▶ Material supplied:
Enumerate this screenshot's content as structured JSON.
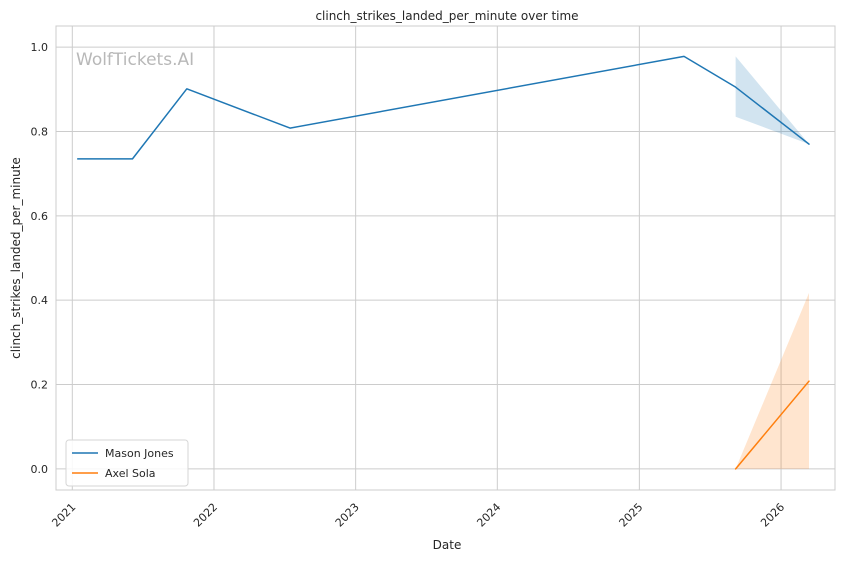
{
  "watermark": "WolfTickets.AI",
  "chart_data": {
    "type": "line",
    "title": "clinch_strikes_landed_per_minute over time",
    "xlabel": "Date",
    "ylabel": "clinch_strikes_landed_per_minute",
    "ylim": [
      -0.05,
      1.05
    ],
    "xlim": [
      "2020-11-20",
      "2026-05-20"
    ],
    "y_ticks": [
      0.0,
      0.2,
      0.4,
      0.6,
      0.8,
      1.0
    ],
    "y_tick_labels": [
      "0.0",
      "0.2",
      "0.4",
      "0.6",
      "0.8",
      "1.0"
    ],
    "x_ticks": [
      "2021-01-01",
      "2022-01-01",
      "2023-01-01",
      "2024-01-01",
      "2025-01-01",
      "2026-01-01"
    ],
    "x_tick_labels": [
      "2021",
      "2022",
      "2023",
      "2024",
      "2025",
      "2026"
    ],
    "grid": true,
    "legend_position": "lower-left",
    "series": [
      {
        "name": "Mason Jones",
        "color": "#1f77b4",
        "points": [
          {
            "x": "2021-01-15",
            "y": 0.735
          },
          {
            "x": "2021-06-05",
            "y": 0.735
          },
          {
            "x": "2021-10-23",
            "y": 0.901
          },
          {
            "x": "2022-07-16",
            "y": 0.808
          },
          {
            "x": "2025-04-26",
            "y": 0.978
          },
          {
            "x": "2025-09-06",
            "y": 0.905
          },
          {
            "x": "2026-03-14",
            "y": 0.77
          }
        ],
        "band": [
          {
            "x": "2025-09-06",
            "lower": 0.835,
            "upper": 0.978
          },
          {
            "x": "2026-03-14",
            "lower": 0.77,
            "upper": 0.77
          }
        ]
      },
      {
        "name": "Axel Sola",
        "color": "#ff7f0e",
        "points": [
          {
            "x": "2025-09-06",
            "y": 0.0
          },
          {
            "x": "2026-03-14",
            "y": 0.208
          }
        ],
        "band": [
          {
            "x": "2025-09-06",
            "lower": 0.0,
            "upper": 0.0
          },
          {
            "x": "2026-03-14",
            "lower": 0.0,
            "upper": 0.417
          }
        ]
      }
    ]
  }
}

▶ Given exercise: Print the records above exactly as they stand, but leave out the pictures.

▶ Exercise result:
Enumerate this screenshot's content as structured JSON.
{
  "watermark": "WolfTickets.AI",
  "chart_data": {
    "type": "line",
    "title": "clinch_strikes_landed_per_minute over time",
    "xlabel": "Date",
    "ylabel": "clinch_strikes_landed_per_minute",
    "ylim": [
      -0.05,
      1.05
    ],
    "xlim": [
      "2020-11-20",
      "2026-05-20"
    ],
    "y_ticks": [
      0.0,
      0.2,
      0.4,
      0.6,
      0.8,
      1.0
    ],
    "y_tick_labels": [
      "0.0",
      "0.2",
      "0.4",
      "0.6",
      "0.8",
      "1.0"
    ],
    "x_ticks": [
      "2021-01-01",
      "2022-01-01",
      "2023-01-01",
      "2024-01-01",
      "2025-01-01",
      "2026-01-01"
    ],
    "x_tick_labels": [
      "2021",
      "2022",
      "2023",
      "2024",
      "2025",
      "2026"
    ],
    "grid": true,
    "legend_position": "lower-left",
    "series": [
      {
        "name": "Mason Jones",
        "color": "#1f77b4",
        "points": [
          {
            "x": "2021-01-15",
            "y": 0.735
          },
          {
            "x": "2021-06-05",
            "y": 0.735
          },
          {
            "x": "2021-10-23",
            "y": 0.901
          },
          {
            "x": "2022-07-16",
            "y": 0.808
          },
          {
            "x": "2025-04-26",
            "y": 0.978
          },
          {
            "x": "2025-09-06",
            "y": 0.905
          },
          {
            "x": "2026-03-14",
            "y": 0.77
          }
        ],
        "band": [
          {
            "x": "2025-09-06",
            "lower": 0.835,
            "upper": 0.978
          },
          {
            "x": "2026-03-14",
            "lower": 0.77,
            "upper": 0.77
          }
        ]
      },
      {
        "name": "Axel Sola",
        "color": "#ff7f0e",
        "points": [
          {
            "x": "2025-09-06",
            "y": 0.0
          },
          {
            "x": "2026-03-14",
            "y": 0.208
          }
        ],
        "band": [
          {
            "x": "2025-09-06",
            "lower": 0.0,
            "upper": 0.0
          },
          {
            "x": "2026-03-14",
            "lower": 0.0,
            "upper": 0.417
          }
        ]
      }
    ]
  }
}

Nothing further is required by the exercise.